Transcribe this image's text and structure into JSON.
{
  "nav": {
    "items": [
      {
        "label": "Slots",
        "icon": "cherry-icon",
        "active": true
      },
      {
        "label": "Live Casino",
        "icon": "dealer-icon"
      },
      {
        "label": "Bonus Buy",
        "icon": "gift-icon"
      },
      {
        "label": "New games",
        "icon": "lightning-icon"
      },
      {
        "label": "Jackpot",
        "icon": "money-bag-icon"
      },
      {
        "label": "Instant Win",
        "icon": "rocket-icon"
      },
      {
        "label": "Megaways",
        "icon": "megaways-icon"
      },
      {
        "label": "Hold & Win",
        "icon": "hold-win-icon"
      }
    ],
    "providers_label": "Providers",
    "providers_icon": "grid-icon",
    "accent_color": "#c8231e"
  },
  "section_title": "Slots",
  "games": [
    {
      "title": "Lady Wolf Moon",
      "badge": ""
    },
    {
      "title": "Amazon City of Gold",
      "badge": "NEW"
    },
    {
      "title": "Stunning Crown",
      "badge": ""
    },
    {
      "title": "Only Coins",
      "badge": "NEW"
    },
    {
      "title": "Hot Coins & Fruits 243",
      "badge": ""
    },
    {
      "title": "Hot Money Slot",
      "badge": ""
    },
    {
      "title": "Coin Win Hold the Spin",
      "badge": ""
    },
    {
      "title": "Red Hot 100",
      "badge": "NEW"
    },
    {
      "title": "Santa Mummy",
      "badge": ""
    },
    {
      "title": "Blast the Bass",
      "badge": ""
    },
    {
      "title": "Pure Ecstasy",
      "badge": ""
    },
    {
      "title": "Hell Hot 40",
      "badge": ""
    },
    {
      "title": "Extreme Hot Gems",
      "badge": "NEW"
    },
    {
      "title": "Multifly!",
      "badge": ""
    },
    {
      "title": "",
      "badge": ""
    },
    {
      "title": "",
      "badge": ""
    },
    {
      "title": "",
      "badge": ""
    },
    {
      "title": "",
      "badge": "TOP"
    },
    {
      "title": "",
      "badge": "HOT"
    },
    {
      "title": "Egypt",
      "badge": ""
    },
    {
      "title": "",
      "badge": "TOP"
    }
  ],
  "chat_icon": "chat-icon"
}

What is needed:
Your task is to print the whole listing again exactly.

Written reply:
Transcribe this image's text and structure into JSON.
{
  "nav": {
    "items": [
      {
        "label": "Slots",
        "icon": "cherry-icon",
        "active": true
      },
      {
        "label": "Live Casino",
        "icon": "dealer-icon"
      },
      {
        "label": "Bonus Buy",
        "icon": "gift-icon"
      },
      {
        "label": "New games",
        "icon": "lightning-icon"
      },
      {
        "label": "Jackpot",
        "icon": "money-bag-icon"
      },
      {
        "label": "Instant Win",
        "icon": "rocket-icon"
      },
      {
        "label": "Megaways",
        "icon": "megaways-icon"
      },
      {
        "label": "Hold & Win",
        "icon": "hold-win-icon"
      }
    ],
    "providers_label": "Providers",
    "providers_icon": "grid-icon",
    "accent_color": "#c8231e"
  },
  "section_title": "Slots",
  "games": [
    {
      "title": "Lady Wolf Moon",
      "badge": ""
    },
    {
      "title": "Amazon City of Gold",
      "badge": "NEW"
    },
    {
      "title": "Stunning Crown",
      "badge": ""
    },
    {
      "title": "Only Coins",
      "badge": "NEW"
    },
    {
      "title": "Hot Coins & Fruits 243",
      "badge": ""
    },
    {
      "title": "Hot Money Slot",
      "badge": ""
    },
    {
      "title": "Coin Win Hold the Spin",
      "badge": ""
    },
    {
      "title": "Red Hot 100",
      "badge": "NEW"
    },
    {
      "title": "Santa Mummy",
      "badge": ""
    },
    {
      "title": "Blast the Bass",
      "badge": ""
    },
    {
      "title": "Pure Ecstasy",
      "badge": ""
    },
    {
      "title": "Hell Hot 40",
      "badge": ""
    },
    {
      "title": "Extreme Hot Gems",
      "badge": "NEW"
    },
    {
      "title": "Multifly!",
      "badge": ""
    },
    {
      "title": "",
      "badge": ""
    },
    {
      "title": "",
      "badge": ""
    },
    {
      "title": "",
      "badge": ""
    },
    {
      "title": "",
      "badge": "TOP"
    },
    {
      "title": "",
      "badge": "HOT"
    },
    {
      "title": "Egypt",
      "badge": ""
    },
    {
      "title": "",
      "badge": "TOP"
    }
  ],
  "chat_icon": "chat-icon"
}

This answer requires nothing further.